INFORMATION SHOWN start

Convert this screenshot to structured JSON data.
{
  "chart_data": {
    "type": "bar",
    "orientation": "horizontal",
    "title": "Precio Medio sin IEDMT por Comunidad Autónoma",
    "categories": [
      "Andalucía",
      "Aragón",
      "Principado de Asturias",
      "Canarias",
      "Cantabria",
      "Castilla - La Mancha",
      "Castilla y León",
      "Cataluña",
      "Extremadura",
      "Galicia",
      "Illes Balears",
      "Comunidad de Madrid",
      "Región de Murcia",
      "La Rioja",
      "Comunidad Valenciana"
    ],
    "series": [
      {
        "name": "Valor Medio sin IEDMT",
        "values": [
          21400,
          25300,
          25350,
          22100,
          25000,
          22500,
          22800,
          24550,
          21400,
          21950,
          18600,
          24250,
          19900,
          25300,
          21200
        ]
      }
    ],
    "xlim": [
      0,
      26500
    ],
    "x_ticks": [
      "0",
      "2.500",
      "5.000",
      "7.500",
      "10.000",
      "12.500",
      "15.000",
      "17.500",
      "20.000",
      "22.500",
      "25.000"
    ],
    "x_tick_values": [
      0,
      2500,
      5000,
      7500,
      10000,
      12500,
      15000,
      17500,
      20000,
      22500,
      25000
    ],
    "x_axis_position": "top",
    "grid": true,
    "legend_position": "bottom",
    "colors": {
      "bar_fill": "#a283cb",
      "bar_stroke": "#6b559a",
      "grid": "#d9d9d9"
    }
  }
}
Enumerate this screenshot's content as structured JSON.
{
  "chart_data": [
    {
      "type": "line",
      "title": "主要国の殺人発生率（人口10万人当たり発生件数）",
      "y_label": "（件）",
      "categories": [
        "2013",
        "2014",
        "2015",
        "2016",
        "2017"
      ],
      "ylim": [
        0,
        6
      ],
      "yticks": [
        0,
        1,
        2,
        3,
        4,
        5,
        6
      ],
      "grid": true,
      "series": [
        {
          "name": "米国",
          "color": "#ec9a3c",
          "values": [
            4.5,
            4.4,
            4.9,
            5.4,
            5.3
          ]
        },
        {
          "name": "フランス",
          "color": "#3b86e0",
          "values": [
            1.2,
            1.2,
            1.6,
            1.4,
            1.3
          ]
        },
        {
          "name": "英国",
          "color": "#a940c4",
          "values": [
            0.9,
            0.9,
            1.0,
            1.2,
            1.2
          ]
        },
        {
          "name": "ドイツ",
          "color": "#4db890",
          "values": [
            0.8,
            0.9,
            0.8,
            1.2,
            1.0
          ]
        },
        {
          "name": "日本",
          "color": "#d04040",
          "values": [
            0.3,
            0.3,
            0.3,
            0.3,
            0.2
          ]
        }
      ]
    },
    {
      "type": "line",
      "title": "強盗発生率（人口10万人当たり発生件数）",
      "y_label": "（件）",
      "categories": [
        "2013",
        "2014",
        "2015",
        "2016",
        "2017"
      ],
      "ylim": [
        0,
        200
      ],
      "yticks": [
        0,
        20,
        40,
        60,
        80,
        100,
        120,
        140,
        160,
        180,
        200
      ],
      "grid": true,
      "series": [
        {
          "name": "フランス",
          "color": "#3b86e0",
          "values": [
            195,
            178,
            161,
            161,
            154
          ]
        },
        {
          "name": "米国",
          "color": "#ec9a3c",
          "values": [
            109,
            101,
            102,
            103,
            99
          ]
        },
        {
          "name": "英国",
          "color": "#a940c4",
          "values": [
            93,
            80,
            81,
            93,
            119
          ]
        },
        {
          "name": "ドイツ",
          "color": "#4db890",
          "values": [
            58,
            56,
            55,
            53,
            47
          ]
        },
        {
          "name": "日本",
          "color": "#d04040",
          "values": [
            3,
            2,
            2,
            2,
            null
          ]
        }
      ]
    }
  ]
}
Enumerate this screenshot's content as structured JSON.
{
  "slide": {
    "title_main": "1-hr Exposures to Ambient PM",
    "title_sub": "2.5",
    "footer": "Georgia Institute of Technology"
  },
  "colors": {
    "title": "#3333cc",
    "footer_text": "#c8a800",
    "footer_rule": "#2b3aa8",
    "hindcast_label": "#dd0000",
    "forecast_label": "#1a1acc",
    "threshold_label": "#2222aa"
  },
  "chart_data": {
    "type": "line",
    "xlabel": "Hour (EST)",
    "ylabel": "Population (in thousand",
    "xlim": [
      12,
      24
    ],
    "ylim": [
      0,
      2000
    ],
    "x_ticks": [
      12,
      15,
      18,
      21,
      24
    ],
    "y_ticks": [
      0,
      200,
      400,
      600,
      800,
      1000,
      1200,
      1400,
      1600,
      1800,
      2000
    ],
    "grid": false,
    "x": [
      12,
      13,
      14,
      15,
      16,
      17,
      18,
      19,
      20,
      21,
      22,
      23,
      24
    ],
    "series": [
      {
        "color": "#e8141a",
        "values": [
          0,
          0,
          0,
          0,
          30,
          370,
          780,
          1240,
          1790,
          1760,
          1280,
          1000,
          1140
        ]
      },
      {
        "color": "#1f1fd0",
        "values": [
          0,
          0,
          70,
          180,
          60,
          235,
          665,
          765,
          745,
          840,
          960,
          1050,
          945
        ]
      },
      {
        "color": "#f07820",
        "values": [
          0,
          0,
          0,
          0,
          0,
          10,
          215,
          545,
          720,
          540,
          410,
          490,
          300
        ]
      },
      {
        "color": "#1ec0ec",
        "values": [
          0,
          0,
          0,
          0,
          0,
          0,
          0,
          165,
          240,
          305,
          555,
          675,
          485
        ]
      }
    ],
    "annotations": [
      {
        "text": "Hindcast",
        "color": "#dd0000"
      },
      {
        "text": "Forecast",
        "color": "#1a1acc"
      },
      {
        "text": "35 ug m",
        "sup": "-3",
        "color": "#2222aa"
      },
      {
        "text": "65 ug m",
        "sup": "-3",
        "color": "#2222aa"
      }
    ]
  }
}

INFORMATION SHOWN end

STATED PROBLEM:
Copy all lines in the listing above where the string "Medio" appears.

ANSWER FOR THIS EXERCISE:
    "title": "Precio Medio sin IEDMT por Comunidad Autónoma",
        "name": "Valor Medio sin IEDMT",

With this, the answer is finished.